▶ **Page extract**:

↓

The arrival of a son of Eve, who will defeat the serpent once and for all, and reverse the curse of the Fall.


And we saw that in the person of Jesus Christ.


Who in a different garden, in gethsemane, refused to know good and evil for himself, but submitted to the will of the Father, praying “not my will, but yours be done.”


Who committed himself to a different tree on Calvary, and hanging there to die, rather than pointing the finger at his murderers, took the blame, and endured the shame, by himself.


Who was the true and perfect image bearer of God, who unlike Adam and Eve who sought equality with God and grasp the forbidden fruit, Jesus Christ did not count equality with God a thing to be grasped, but emptied himself and took on the likeness of man and was obedient to the point of death.

↑

▶ **Dataset extract**:
↓

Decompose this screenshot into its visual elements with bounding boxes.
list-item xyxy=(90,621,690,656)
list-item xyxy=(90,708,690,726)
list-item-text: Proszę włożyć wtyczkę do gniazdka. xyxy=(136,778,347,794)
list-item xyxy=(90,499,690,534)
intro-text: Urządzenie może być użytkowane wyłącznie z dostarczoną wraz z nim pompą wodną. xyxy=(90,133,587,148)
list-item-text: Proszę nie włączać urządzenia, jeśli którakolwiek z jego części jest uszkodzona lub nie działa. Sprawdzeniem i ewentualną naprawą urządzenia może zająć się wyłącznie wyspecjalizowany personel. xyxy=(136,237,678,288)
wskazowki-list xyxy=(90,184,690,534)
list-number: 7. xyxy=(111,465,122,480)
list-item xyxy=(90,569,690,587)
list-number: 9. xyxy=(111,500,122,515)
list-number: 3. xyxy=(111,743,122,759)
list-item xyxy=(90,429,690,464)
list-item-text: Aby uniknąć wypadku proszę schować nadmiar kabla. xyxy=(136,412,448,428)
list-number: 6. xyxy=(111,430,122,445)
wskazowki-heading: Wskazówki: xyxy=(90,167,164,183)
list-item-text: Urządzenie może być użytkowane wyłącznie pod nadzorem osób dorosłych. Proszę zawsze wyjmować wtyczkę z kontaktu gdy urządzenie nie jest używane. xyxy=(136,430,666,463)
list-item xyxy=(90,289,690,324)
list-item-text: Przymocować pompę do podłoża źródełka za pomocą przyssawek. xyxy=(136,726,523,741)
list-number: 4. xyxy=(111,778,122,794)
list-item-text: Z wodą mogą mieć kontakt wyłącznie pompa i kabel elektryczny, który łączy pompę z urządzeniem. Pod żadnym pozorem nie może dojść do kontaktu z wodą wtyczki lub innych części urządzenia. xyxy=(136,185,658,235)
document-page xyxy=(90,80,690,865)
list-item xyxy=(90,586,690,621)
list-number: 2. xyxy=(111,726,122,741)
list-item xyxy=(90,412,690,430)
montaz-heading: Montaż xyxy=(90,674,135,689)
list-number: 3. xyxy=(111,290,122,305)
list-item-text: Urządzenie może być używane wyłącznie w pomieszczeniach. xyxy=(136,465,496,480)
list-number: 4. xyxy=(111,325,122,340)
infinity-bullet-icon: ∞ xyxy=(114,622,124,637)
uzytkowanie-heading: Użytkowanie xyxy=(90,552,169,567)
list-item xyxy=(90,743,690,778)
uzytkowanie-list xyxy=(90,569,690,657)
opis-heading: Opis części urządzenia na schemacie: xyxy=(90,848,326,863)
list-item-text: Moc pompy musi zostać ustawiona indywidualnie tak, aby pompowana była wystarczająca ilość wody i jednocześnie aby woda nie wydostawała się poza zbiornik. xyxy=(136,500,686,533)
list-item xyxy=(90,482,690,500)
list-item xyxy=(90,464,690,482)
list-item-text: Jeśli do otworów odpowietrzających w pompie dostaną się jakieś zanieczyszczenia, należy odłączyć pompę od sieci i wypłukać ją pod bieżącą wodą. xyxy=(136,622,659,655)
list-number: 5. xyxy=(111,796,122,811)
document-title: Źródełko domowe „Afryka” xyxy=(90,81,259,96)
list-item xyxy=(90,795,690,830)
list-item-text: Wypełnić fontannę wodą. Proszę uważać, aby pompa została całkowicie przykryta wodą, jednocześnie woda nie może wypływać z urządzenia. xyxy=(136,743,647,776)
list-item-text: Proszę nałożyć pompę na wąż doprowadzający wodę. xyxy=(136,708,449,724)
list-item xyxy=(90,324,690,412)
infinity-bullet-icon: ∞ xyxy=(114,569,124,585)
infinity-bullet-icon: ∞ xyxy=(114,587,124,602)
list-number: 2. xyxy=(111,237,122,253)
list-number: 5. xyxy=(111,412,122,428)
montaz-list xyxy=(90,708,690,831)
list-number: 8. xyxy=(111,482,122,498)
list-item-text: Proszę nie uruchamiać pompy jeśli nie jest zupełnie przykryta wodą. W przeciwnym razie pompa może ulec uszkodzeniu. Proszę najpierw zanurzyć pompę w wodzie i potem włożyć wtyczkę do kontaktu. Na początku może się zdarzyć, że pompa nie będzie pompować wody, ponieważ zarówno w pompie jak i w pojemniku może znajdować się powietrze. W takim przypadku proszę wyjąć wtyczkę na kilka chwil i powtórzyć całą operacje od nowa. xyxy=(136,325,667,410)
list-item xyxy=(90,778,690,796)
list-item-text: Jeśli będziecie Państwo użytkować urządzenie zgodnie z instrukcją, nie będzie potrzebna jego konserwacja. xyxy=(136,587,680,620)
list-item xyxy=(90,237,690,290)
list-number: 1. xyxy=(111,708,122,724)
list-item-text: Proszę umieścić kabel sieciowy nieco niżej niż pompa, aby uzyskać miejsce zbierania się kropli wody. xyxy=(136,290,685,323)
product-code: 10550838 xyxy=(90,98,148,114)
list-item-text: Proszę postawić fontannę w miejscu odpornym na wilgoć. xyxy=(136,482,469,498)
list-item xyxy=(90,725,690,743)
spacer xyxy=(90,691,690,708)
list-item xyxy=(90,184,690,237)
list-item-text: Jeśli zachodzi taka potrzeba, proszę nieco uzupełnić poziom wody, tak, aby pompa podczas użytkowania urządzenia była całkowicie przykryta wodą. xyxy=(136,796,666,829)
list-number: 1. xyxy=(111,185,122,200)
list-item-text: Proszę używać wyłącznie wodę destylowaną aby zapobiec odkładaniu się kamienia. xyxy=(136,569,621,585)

↑

▶ **To be done**:
Write what comes next in the passage on Jesus Christ and the curse of the Fall, picking up after its final sentence. None of the data is needed here.

▶ **Expected answer**:
ROMANS 5:18-19 And 18 Therefore, as one trespass led to condemnation for all men, so one act of righteousness leads to justification and life for all men. 19 For as by the one man’s disobedience the many were made sinners, so by the one man’s obedience the many will be made righteous.

Jesus Christ reversed the Fall. He is the promised one who has crushed Satan under his feet.


And in so doing he has opened a way back into a new and greater Eden – the kingdom of God.


Where the tree of life is planted, yielding its life-giving fruit for all time, and which leaves heals all wounds, soothes all pain and mends all hurts, for the curse has been reversed, and sin has disappeared.